YOUR INSTRUCTIONS: Work out the number of lines in the records that include the word "Onboarding"; reply with that number alone.

★ ★ ★ ★ ★

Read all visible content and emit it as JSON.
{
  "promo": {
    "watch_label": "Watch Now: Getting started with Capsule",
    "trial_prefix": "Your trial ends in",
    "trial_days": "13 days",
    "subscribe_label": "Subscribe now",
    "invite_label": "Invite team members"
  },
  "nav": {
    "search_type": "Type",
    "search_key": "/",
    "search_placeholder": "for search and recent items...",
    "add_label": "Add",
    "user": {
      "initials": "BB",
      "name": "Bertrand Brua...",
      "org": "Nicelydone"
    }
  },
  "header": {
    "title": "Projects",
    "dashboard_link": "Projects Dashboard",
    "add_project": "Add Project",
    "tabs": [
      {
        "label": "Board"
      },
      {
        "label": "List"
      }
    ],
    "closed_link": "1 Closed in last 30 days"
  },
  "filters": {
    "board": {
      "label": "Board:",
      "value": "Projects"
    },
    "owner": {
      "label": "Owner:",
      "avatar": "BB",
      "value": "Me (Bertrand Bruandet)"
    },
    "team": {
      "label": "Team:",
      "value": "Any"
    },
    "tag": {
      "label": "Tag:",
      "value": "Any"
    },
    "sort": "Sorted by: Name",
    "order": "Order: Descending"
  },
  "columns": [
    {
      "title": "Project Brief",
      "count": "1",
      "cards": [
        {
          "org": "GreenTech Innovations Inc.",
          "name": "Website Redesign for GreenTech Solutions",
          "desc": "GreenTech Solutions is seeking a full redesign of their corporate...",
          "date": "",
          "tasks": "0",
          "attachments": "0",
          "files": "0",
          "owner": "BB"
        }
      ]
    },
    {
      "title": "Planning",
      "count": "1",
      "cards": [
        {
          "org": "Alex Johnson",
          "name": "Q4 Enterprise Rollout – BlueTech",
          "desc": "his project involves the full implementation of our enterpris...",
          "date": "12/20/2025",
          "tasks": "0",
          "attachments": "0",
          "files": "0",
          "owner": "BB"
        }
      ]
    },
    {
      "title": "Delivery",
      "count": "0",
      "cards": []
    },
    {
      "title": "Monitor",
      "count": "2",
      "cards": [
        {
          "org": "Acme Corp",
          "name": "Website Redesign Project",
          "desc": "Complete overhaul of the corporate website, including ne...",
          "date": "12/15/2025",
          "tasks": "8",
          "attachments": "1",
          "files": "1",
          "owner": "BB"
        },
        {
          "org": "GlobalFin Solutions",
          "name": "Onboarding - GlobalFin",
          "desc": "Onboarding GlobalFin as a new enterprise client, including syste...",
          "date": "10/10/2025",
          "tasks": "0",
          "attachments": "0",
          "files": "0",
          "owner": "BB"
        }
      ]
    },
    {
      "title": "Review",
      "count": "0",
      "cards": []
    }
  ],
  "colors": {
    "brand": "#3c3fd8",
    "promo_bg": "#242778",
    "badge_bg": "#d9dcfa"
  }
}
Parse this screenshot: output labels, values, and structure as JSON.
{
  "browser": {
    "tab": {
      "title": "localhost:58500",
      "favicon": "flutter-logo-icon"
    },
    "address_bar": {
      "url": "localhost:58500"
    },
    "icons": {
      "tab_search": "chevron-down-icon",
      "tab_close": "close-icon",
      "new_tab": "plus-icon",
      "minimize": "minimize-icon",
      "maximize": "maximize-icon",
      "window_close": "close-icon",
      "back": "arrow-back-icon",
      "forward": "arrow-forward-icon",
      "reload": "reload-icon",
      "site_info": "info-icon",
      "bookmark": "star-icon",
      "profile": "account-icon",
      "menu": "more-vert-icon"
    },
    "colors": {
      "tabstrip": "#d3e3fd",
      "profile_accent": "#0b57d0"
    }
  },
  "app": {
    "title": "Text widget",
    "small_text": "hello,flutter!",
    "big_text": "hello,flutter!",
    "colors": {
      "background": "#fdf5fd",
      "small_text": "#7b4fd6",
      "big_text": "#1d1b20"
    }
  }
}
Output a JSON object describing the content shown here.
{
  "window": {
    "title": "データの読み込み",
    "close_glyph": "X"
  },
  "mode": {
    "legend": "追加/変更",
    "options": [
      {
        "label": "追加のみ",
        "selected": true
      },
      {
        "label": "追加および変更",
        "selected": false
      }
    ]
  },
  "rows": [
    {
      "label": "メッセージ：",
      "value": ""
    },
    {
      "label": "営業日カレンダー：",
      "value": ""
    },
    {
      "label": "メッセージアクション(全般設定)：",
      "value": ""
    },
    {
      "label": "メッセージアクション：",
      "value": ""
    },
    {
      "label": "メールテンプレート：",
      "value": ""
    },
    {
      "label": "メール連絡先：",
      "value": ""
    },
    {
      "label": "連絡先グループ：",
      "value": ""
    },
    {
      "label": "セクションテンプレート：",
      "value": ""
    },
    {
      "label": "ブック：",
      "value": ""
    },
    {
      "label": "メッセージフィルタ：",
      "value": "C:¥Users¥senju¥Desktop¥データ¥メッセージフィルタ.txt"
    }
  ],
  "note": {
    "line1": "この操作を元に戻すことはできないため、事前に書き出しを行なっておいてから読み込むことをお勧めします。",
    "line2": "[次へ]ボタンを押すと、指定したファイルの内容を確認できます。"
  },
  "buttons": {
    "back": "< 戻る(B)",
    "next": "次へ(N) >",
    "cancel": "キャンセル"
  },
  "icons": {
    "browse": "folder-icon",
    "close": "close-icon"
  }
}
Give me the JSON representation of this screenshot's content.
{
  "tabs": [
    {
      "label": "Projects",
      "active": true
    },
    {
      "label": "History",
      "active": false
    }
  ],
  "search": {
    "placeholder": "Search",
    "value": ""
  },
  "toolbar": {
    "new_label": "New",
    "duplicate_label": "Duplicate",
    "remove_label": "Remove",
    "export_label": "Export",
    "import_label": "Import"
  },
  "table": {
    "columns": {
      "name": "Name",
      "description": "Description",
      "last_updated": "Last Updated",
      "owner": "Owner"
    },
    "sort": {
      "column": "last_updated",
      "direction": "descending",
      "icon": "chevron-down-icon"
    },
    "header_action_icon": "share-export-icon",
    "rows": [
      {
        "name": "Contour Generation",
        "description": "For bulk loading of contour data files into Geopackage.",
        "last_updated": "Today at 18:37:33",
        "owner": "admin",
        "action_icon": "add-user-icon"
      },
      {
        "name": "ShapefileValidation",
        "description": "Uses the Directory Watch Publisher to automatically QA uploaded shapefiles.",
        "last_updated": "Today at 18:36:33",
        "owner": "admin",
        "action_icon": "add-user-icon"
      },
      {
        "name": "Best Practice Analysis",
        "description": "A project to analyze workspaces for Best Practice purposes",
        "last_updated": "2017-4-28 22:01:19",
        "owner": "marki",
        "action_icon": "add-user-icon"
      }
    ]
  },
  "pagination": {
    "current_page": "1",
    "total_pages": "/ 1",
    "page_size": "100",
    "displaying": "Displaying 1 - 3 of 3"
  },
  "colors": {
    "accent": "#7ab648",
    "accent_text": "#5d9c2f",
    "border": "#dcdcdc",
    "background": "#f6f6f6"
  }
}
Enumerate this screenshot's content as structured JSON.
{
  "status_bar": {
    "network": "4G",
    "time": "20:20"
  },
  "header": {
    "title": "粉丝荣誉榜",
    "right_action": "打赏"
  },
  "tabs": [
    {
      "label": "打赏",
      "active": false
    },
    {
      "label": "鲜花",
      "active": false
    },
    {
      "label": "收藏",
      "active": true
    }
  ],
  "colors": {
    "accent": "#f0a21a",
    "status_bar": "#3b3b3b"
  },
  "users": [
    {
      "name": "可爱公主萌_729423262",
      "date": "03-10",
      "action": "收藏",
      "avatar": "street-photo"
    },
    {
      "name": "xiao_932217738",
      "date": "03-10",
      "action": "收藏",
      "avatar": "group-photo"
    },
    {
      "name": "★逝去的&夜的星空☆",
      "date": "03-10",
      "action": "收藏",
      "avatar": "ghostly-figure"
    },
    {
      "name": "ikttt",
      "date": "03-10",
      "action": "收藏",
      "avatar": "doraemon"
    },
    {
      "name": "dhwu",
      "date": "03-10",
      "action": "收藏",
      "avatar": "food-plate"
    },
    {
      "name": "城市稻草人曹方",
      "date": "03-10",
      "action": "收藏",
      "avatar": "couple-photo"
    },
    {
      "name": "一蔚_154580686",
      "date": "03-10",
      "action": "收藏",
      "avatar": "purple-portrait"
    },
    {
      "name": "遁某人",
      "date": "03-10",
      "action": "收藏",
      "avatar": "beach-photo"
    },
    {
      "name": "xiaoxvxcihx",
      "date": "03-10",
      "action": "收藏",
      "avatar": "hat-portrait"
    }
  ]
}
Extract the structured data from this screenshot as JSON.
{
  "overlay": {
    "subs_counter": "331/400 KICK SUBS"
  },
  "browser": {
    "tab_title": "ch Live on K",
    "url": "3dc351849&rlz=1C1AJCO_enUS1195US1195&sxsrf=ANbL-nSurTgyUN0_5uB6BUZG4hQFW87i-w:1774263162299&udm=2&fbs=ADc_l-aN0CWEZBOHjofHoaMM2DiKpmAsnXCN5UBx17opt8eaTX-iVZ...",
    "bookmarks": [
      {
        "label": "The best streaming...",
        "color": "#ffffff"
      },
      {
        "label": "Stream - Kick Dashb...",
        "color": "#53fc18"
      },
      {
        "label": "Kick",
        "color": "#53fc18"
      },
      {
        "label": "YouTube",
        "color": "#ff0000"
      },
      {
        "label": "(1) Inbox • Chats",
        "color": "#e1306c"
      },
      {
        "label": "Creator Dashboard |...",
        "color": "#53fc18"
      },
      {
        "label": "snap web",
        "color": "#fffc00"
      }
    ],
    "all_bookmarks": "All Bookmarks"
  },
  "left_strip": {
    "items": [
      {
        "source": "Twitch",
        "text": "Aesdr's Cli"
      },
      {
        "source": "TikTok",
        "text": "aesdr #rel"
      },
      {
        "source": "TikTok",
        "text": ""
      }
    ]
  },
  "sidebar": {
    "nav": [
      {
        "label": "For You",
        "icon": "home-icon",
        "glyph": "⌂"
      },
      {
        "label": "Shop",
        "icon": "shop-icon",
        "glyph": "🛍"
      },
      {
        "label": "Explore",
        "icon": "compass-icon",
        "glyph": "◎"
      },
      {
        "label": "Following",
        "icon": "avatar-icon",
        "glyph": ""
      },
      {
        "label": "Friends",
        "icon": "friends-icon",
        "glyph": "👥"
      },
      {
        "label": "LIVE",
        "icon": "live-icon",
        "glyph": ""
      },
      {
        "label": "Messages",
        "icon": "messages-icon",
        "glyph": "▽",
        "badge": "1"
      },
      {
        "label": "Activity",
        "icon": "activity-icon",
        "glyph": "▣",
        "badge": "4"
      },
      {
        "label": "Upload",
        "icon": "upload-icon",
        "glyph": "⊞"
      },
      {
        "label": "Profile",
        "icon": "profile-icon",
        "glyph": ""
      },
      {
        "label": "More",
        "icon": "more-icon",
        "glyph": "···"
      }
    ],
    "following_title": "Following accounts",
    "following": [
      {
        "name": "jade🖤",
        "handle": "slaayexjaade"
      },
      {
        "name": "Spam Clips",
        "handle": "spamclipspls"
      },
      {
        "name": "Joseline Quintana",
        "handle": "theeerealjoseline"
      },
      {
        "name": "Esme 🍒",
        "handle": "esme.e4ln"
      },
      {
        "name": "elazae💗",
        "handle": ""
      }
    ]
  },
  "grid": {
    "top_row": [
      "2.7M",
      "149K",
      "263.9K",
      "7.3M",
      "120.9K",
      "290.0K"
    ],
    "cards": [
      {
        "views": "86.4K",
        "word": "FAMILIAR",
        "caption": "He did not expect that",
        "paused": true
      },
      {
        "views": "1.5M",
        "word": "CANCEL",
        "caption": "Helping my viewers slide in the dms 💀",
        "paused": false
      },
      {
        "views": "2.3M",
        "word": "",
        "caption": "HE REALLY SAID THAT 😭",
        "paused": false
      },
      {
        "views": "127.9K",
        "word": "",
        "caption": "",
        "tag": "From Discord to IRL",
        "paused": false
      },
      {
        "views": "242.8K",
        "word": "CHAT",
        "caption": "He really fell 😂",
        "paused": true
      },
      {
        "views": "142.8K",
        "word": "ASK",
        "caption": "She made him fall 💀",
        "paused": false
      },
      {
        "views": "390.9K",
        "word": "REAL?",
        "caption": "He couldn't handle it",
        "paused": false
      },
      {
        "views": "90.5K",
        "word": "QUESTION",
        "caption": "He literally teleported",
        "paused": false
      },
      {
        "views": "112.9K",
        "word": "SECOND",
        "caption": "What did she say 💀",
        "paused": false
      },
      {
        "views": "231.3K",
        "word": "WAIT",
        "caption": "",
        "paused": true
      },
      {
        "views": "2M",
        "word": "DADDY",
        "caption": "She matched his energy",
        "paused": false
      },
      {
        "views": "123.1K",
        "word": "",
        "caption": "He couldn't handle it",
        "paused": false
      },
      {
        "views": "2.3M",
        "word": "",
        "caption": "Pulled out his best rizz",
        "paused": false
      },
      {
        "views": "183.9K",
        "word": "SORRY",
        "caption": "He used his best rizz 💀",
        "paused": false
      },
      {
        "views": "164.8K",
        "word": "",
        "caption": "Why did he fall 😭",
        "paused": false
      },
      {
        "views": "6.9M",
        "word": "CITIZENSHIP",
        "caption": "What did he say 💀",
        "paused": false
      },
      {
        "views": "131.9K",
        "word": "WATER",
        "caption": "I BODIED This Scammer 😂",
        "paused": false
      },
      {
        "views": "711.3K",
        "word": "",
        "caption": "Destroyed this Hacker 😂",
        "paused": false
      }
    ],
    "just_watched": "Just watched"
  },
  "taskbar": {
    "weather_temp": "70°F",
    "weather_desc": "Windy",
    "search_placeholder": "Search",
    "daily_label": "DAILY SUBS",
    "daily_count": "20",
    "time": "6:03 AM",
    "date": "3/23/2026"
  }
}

★ ★ ★ ★ ★

EXERCISE RESULT: 2